> [TASK REQUIREMENTS]: Find the string "curve" in the records. Copy every line it appears in.

> [SUPPLIED ENTRIES]:
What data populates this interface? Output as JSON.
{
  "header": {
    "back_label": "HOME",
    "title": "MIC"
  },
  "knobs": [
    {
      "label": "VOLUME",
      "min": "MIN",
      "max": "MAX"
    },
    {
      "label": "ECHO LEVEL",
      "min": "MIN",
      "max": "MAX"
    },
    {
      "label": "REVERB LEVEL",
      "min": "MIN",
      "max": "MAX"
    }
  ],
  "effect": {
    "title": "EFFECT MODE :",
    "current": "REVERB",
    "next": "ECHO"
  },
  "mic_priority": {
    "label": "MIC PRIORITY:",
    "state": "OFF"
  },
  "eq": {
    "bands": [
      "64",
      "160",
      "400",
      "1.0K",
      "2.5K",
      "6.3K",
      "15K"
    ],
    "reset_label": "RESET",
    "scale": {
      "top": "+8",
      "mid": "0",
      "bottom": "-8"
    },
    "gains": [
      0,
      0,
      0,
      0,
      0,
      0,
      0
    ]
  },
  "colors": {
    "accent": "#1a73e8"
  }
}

--

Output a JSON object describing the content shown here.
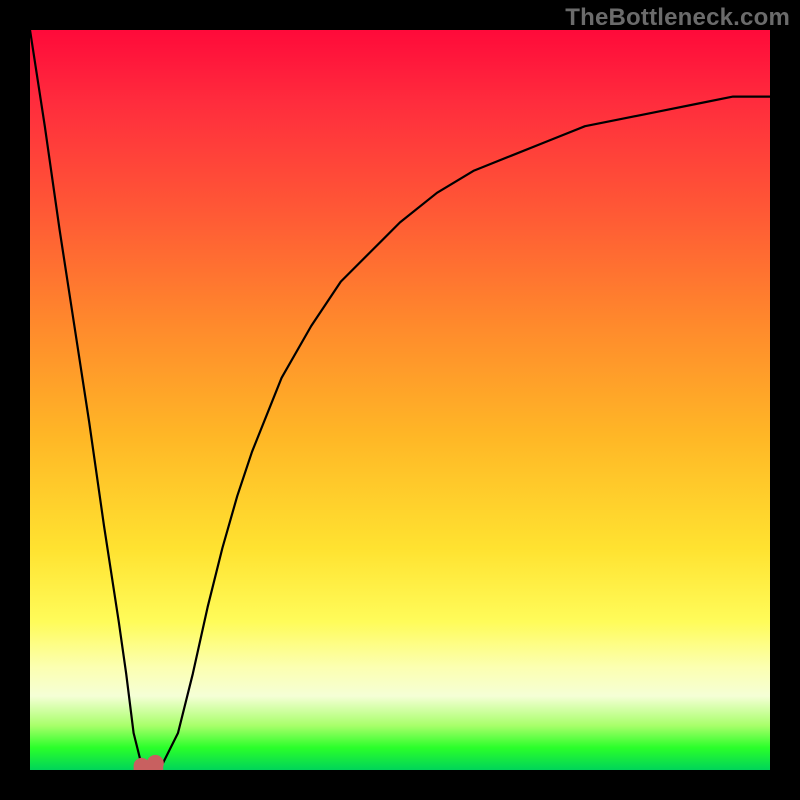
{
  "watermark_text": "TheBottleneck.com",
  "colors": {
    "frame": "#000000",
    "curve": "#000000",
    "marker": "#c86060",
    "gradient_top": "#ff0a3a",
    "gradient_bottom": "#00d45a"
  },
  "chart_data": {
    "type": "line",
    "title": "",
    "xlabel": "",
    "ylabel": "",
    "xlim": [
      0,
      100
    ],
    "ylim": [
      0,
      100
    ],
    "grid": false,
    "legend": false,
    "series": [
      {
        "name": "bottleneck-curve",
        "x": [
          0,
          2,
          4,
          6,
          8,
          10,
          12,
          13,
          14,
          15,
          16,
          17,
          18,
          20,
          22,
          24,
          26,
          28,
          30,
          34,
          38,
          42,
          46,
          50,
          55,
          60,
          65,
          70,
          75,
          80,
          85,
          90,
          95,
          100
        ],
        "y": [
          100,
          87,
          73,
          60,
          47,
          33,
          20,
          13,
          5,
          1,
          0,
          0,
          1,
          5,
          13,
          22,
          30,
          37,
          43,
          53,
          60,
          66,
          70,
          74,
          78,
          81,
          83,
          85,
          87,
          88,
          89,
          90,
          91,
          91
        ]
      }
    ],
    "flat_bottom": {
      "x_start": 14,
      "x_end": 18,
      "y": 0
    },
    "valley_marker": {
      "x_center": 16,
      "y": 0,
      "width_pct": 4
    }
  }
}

> [RESULT OF THE EXERCISE]:
    "curve": "#000000",
        "name": "bottleneck-curve",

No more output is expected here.